> [TASK STATEMENT]
Extract all lines in the data that contain the word "主任医师".

----

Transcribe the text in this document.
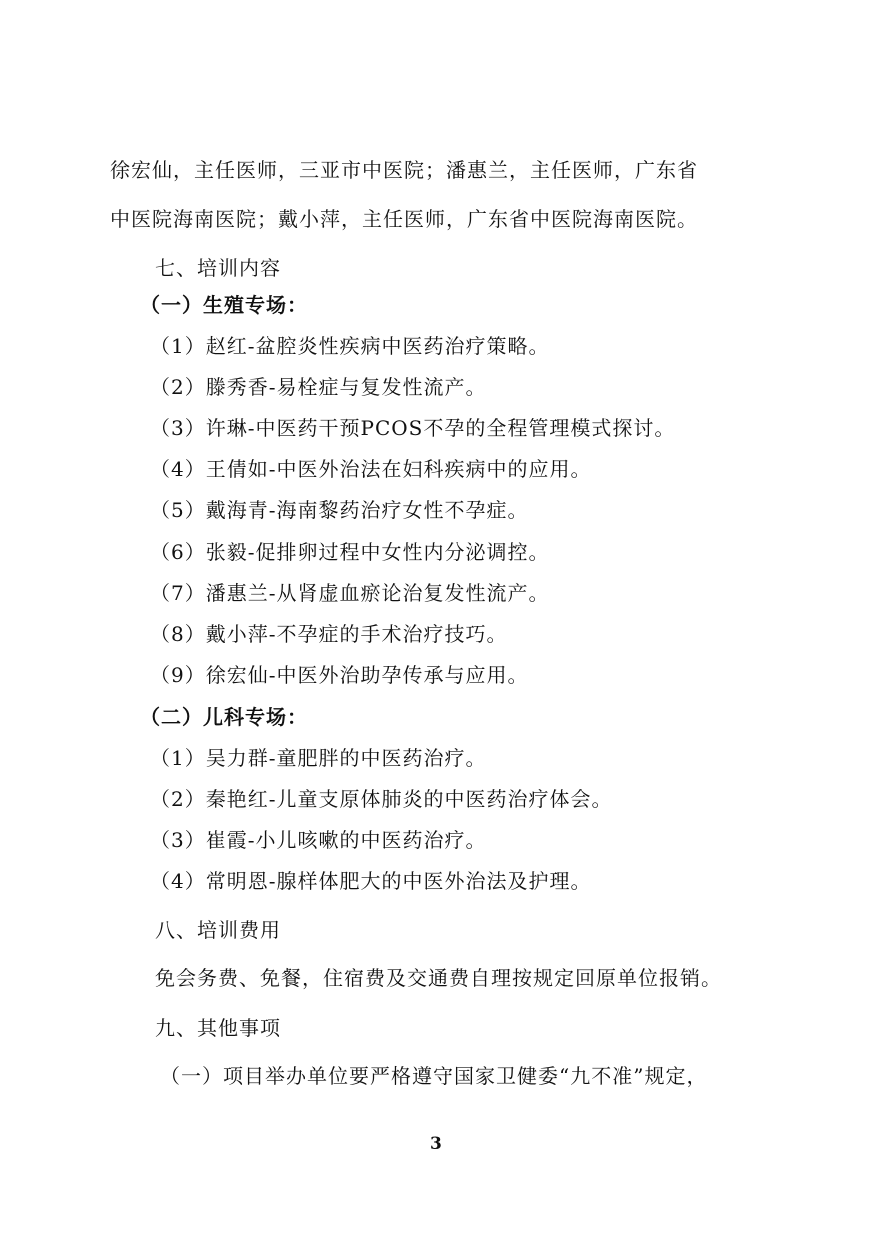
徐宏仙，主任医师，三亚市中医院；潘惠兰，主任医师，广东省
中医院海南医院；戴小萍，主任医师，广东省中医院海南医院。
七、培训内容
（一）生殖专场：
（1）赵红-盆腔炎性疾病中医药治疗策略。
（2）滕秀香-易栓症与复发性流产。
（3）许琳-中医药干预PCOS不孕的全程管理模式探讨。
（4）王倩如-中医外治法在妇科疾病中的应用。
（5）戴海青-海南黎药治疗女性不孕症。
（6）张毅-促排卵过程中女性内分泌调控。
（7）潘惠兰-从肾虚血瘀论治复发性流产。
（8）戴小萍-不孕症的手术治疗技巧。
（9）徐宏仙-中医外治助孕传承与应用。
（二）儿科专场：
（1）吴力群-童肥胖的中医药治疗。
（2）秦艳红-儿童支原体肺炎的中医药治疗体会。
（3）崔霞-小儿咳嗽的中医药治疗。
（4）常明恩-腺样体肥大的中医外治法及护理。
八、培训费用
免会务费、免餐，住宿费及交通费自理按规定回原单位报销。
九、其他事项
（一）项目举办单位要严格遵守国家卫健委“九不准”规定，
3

----

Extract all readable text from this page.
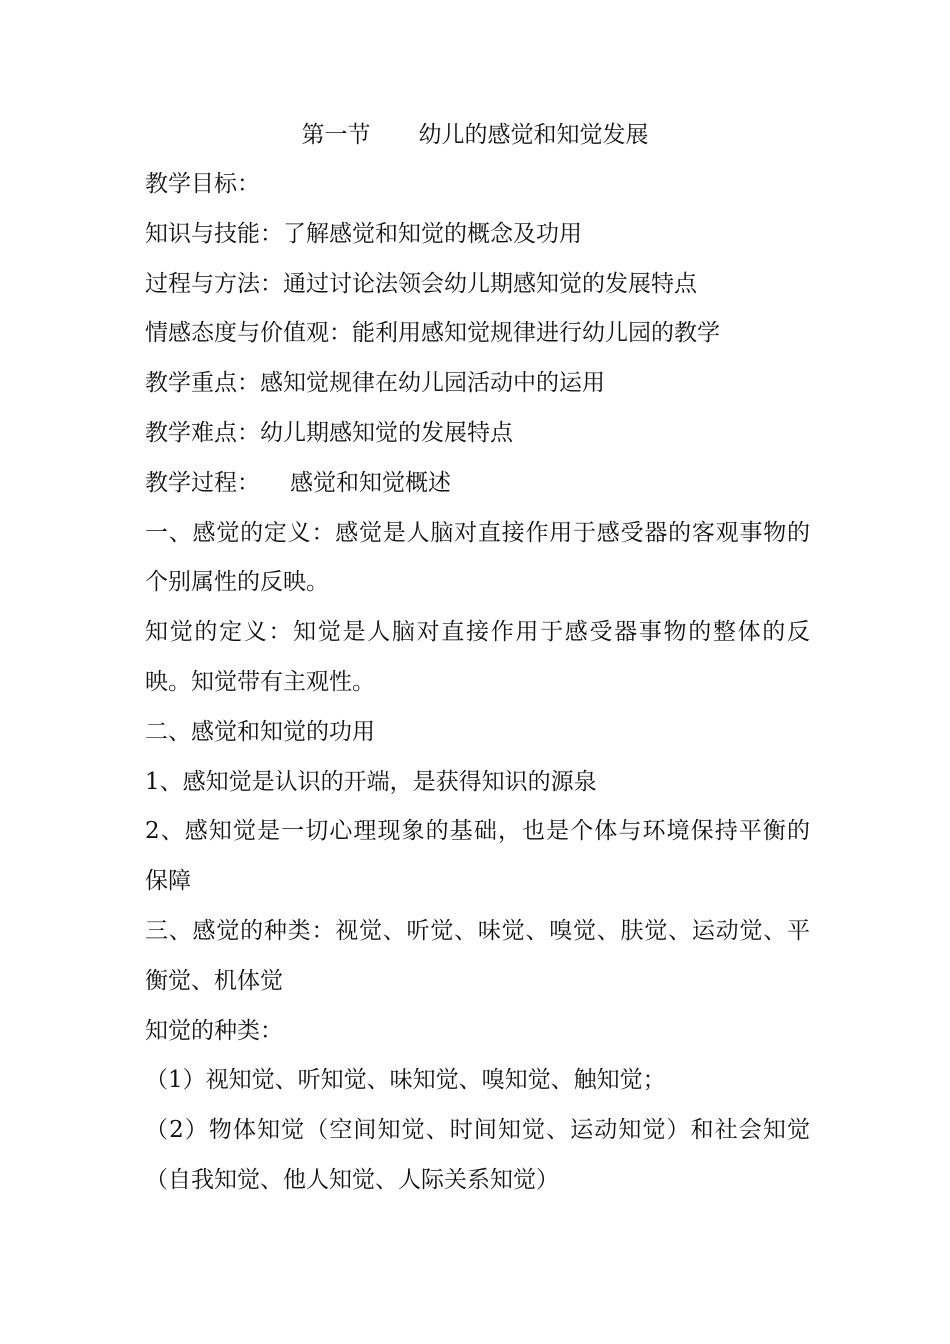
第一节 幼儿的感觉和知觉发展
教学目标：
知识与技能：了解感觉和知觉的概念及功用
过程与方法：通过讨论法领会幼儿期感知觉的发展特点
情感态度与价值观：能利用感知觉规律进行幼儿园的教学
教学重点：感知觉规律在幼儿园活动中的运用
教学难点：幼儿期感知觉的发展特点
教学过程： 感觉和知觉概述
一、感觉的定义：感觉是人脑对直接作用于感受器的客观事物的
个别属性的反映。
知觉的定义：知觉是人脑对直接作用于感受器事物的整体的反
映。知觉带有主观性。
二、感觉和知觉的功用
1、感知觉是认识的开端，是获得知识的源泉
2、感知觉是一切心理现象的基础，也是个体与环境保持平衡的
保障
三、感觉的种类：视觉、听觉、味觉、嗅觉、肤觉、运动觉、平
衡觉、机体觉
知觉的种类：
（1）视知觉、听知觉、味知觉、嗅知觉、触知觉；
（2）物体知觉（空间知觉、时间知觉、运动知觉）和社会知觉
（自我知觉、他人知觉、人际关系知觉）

----

> [FINAL ANSWER]
徐宏仙，主任医师，三亚市中医院；潘惠兰，主任医师，广东省
中医院海南医院；戴小萍，主任医师，广东省中医院海南医院。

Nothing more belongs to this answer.